Material for the task:
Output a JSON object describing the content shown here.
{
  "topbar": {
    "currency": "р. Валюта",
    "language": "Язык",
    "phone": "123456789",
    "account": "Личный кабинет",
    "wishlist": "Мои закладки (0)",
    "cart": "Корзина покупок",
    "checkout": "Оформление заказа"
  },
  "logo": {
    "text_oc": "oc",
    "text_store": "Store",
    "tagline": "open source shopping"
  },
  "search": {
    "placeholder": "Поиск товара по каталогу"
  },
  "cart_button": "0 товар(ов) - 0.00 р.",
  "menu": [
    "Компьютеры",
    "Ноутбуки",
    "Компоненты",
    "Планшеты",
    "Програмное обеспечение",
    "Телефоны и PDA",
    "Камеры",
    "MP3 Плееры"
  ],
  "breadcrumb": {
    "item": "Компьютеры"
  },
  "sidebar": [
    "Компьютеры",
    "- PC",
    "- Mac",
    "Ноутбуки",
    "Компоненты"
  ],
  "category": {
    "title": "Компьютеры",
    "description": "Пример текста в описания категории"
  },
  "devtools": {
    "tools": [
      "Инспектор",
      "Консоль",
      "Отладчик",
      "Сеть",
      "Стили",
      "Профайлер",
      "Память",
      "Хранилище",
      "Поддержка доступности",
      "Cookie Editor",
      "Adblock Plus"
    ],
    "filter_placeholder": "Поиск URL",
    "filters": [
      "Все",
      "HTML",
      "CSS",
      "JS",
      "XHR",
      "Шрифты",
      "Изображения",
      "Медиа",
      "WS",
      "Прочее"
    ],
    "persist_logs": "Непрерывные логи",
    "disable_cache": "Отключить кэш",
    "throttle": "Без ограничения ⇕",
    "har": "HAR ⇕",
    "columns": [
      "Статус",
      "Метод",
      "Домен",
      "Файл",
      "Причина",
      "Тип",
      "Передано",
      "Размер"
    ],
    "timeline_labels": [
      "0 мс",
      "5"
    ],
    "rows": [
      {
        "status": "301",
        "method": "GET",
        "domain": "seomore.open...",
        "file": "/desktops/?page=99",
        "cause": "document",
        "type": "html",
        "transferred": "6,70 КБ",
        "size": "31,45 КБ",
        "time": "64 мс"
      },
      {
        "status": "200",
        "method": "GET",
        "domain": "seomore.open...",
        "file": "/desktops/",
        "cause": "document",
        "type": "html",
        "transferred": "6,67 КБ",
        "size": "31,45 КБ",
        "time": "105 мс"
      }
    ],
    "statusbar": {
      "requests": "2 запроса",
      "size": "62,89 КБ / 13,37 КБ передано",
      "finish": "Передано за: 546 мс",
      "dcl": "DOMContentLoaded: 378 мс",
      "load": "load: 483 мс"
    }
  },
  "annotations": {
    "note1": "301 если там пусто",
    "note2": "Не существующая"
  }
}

Set task: Return the material exactly as it stands.

Problem solution:
Output a JSON object describing the content shown here.
{
  "topbar": {
    "currency": "р. Валюта",
    "language": "Язык",
    "phone": "123456789",
    "account": "Личный кабинет",
    "wishlist": "Мои закладки (0)",
    "cart": "Корзина покупок",
    "checkout": "Оформление заказа"
  },
  "logo": {
    "text_oc": "oc",
    "text_store": "Store",
    "tagline": "open source shopping"
  },
  "search": {
    "placeholder": "Поиск товара по каталогу"
  },
  "cart_button": "0 товар(ов) - 0.00 р.",
  "menu": [
    "Компьютеры",
    "Ноутбуки",
    "Компоненты",
    "Планшеты",
    "Програмное обеспечение",
    "Телефоны и PDA",
    "Камеры",
    "MP3 Плееры"
  ],
  "breadcrumb": {
    "item": "Компьютеры"
  },
  "sidebar": [
    "Компьютеры",
    "- PC",
    "- Mac",
    "Ноутбуки",
    "Компоненты"
  ],
  "category": {
    "title": "Компьютеры",
    "description": "Пример текста в описания категории"
  },
  "devtools": {
    "tools": [
      "Инспектор",
      "Консоль",
      "Отладчик",
      "Сеть",
      "Стили",
      "Профайлер",
      "Память",
      "Хранилище",
      "Поддержка доступности",
      "Cookie Editor",
      "Adblock Plus"
    ],
    "filter_placeholder": "Поиск URL",
    "filters": [
      "Все",
      "HTML",
      "CSS",
      "JS",
      "XHR",
      "Шрифты",
      "Изображения",
      "Медиа",
      "WS",
      "Прочее"
    ],
    "persist_logs": "Непрерывные логи",
    "disable_cache": "Отключить кэш",
    "throttle": "Без ограничения ⇕",
    "har": "HAR ⇕",
    "columns": [
      "Статус",
      "Метод",
      "Домен",
      "Файл",
      "Причина",
      "Тип",
      "Передано",
      "Размер"
    ],
    "timeline_labels": [
      "0 мс",
      "5"
    ],
    "rows": [
      {
        "status": "301",
        "method": "GET",
        "domain": "seomore.open...",
        "file": "/desktops/?page=99",
        "cause": "document",
        "type": "html",
        "transferred": "6,70 КБ",
        "size": "31,45 КБ",
        "time": "64 мс"
      },
      {
        "status": "200",
        "method": "GET",
        "domain": "seomore.open...",
        "file": "/desktops/",
        "cause": "document",
        "type": "html",
        "transferred": "6,67 КБ",
        "size": "31,45 КБ",
        "time": "105 мс"
      }
    ],
    "statusbar": {
      "requests": "2 запроса",
      "size": "62,89 КБ / 13,37 КБ передано",
      "finish": "Передано за: 546 мс",
      "dcl": "DOMContentLoaded: 378 мс",
      "load": "load: 483 мс"
    }
  },
  "annotations": {
    "note1": "301 если там пусто",
    "note2": "Не существующая"
  }
}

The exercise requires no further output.